#### EXERCISE MATERIALS ####
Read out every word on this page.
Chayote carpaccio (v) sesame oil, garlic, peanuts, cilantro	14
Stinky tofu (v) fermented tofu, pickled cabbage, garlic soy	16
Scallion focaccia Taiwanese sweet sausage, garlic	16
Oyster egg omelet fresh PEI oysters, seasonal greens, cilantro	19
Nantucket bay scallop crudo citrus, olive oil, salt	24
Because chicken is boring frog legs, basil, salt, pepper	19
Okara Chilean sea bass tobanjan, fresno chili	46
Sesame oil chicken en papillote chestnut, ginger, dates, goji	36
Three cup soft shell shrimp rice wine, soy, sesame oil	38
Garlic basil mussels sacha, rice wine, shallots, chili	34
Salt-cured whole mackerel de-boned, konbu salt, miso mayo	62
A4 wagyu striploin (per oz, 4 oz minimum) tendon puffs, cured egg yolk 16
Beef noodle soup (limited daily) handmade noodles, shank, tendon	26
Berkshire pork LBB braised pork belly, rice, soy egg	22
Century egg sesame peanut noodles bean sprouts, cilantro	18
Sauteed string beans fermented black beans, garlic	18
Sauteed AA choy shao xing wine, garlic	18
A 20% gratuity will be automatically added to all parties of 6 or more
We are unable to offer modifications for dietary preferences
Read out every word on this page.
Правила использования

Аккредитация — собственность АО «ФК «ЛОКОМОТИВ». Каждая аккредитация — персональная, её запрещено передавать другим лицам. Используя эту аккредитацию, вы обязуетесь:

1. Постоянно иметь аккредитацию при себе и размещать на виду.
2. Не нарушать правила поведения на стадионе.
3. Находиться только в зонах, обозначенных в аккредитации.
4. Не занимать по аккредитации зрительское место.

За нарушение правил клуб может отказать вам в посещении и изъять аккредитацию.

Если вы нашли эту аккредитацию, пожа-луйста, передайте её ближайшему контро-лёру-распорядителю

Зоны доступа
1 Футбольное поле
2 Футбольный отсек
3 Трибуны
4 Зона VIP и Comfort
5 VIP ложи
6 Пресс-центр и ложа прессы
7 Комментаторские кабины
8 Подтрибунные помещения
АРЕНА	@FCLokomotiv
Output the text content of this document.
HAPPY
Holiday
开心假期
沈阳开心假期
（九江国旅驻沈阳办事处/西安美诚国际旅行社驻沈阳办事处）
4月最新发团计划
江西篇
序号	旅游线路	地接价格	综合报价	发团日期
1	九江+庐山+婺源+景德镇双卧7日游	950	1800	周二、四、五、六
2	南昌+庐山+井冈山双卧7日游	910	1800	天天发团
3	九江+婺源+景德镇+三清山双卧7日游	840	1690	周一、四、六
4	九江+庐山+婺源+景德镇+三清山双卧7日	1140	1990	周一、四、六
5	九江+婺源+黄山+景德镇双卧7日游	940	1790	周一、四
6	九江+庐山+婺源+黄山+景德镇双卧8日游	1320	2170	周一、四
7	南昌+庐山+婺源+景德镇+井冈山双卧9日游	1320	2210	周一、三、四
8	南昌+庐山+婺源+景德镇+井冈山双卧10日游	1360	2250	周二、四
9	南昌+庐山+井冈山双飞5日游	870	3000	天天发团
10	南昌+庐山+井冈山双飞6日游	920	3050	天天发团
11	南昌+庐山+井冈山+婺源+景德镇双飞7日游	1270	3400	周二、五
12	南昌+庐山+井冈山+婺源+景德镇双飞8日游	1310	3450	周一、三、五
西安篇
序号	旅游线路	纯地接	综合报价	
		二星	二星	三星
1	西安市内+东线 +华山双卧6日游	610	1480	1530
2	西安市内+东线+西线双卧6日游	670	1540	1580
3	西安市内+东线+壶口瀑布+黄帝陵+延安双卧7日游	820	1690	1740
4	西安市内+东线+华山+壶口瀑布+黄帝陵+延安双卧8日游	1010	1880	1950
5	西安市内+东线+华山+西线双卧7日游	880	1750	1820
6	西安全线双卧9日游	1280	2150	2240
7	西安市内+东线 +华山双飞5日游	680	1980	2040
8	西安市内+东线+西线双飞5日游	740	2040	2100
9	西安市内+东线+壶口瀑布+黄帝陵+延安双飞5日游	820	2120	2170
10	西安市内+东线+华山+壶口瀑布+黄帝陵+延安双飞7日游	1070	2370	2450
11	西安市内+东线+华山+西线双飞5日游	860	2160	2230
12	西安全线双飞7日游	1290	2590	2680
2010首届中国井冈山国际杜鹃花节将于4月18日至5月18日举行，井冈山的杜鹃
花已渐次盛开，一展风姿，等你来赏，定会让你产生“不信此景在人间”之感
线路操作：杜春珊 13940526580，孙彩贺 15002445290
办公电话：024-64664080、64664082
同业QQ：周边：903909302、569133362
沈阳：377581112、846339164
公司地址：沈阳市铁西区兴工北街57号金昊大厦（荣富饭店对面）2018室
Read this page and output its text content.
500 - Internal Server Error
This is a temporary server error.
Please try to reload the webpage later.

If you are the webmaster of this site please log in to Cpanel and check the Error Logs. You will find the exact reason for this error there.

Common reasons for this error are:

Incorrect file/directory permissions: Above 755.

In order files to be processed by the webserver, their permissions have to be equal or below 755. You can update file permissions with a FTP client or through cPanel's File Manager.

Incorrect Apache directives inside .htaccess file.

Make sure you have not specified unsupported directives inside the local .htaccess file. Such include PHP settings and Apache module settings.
####
*PROBLEM TO SOLVE*. Please reproduce the entire listing, exactly as shown.

*EXERCISE RESULT*.
Read out every word on this page.
Chayote carpaccio (v) sesame oil, garlic, peanuts, cilantro	14
Stinky tofu (v) fermented tofu, pickled cabbage, garlic soy	16
Scallion focaccia Taiwanese sweet sausage, garlic	16
Oyster egg omelet fresh PEI oysters, seasonal greens, cilantro	19
Nantucket bay scallop crudo citrus, olive oil, salt	24
Because chicken is boring frog legs, basil, salt, pepper	19
Okara Chilean sea bass tobanjan, fresno chili	46
Sesame oil chicken en papillote chestnut, ginger, dates, goji	36
Three cup soft shell shrimp rice wine, soy, sesame oil	38
Garlic basil mussels sacha, rice wine, shallots, chili	34
Salt-cured whole mackerel de-boned, konbu salt, miso mayo	62
A4 wagyu striploin (per oz, 4 oz minimum) tendon puffs, cured egg yolk 16
Beef noodle soup (limited daily) handmade noodles, shank, tendon	26
Berkshire pork LBB braised pork belly, rice, soy egg	22
Century egg sesame peanut noodles bean sprouts, cilantro	18
Sauteed string beans fermented black beans, garlic	18
Sauteed AA choy shao xing wine, garlic	18
A 20% gratuity will be automatically added to all parties of 6 or more
We are unable to offer modifications for dietary preferences
Read out every word on this page.
Правила использования

Аккредитация — собственность АО «ФК «ЛОКОМОТИВ». Каждая аккредитация — персональная, её запрещено передавать другим лицам. Используя эту аккредитацию, вы обязуетесь:

1. Постоянно иметь аккредитацию при себе и размещать на виду.
2. Не нарушать правила поведения на стадионе.
3. Находиться только в зонах, обозначенных в аккредитации.
4. Не занимать по аккредитации зрительское место.

За нарушение правил клуб может отказать вам в посещении и изъять аккредитацию.

Если вы нашли эту аккредитацию, пожа-луйста, передайте её ближайшему контро-лёру-распорядителю

Зоны доступа
1 Футбольное поле
2 Футбольный отсек
3 Трибуны
4 Зона VIP и Comfort
5 VIP ложи
6 Пресс-центр и ложа прессы
7 Комментаторские кабины
8 Подтрибунные помещения
АРЕНА	@FCLokomotiv
Output the text content of this document.
HAPPY
Holiday
开心假期
沈阳开心假期
（九江国旅驻沈阳办事处/西安美诚国际旅行社驻沈阳办事处）
4月最新发团计划
江西篇
序号	旅游线路	地接价格	综合报价	发团日期
1	九江+庐山+婺源+景德镇双卧7日游	950	1800	周二、四、五、六
2	南昌+庐山+井冈山双卧7日游	910	1800	天天发团
3	九江+婺源+景德镇+三清山双卧7日游	840	1690	周一、四、六
4	九江+庐山+婺源+景德镇+三清山双卧7日	1140	1990	周一、四、六
5	九江+婺源+黄山+景德镇双卧7日游	940	1790	周一、四
6	九江+庐山+婺源+黄山+景德镇双卧8日游	1320	2170	周一、四
7	南昌+庐山+婺源+景德镇+井冈山双卧9日游	1320	2210	周一、三、四
8	南昌+庐山+婺源+景德镇+井冈山双卧10日游	1360	2250	周二、四
9	南昌+庐山+井冈山双飞5日游	870	3000	天天发团
10	南昌+庐山+井冈山双飞6日游	920	3050	天天发团
11	南昌+庐山+井冈山+婺源+景德镇双飞7日游	1270	3400	周二、五
12	南昌+庐山+井冈山+婺源+景德镇双飞8日游	1310	3450	周一、三、五
西安篇
序号	旅游线路	纯地接	综合报价	
		二星	二星	三星
1	西安市内+东线 +华山双卧6日游	610	1480	1530
2	西安市内+东线+西线双卧6日游	670	1540	1580
3	西安市内+东线+壶口瀑布+黄帝陵+延安双卧7日游	820	1690	1740
4	西安市内+东线+华山+壶口瀑布+黄帝陵+延安双卧8日游	1010	1880	1950
5	西安市内+东线+华山+西线双卧7日游	880	1750	1820
6	西安全线双卧9日游	1280	2150	2240
7	西安市内+东线 +华山双飞5日游	680	1980	2040
8	西安市内+东线+西线双飞5日游	740	2040	2100
9	西安市内+东线+壶口瀑布+黄帝陵+延安双飞5日游	820	2120	2170
10	西安市内+东线+华山+壶口瀑布+黄帝陵+延安双飞7日游	1070	2370	2450
11	西安市内+东线+华山+西线双飞5日游	860	2160	2230
12	西安全线双飞7日游	1290	2590	2680
2010首届中国井冈山国际杜鹃花节将于4月18日至5月18日举行，井冈山的杜鹃
花已渐次盛开，一展风姿，等你来赏，定会让你产生“不信此景在人间”之感
线路操作：杜春珊 13940526580，孙彩贺 15002445290
办公电话：024-64664080、64664082
同业QQ：周边：903909302、569133362
沈阳：377581112、846339164
公司地址：沈阳市铁西区兴工北街57号金昊大厦（荣富饭店对面）2018室
Read this page and output its text content.
500 - Internal Server Error
This is a temporary server error.
Please try to reload the webpage later.

If you are the webmaster of this site please log in to Cpanel and check the Error Logs. You will find the exact reason for this error there.

Common reasons for this error are:

Incorrect file/directory permissions: Above 755.

In order files to be processed by the webserver, their permissions have to be equal or below 755. You can update file permissions with a FTP client or through cPanel's File Manager.

Incorrect Apache directives inside .htaccess file.

Make sure you have not specified unsupported directives inside the local .htaccess file. Such include PHP settings and Apache module settings.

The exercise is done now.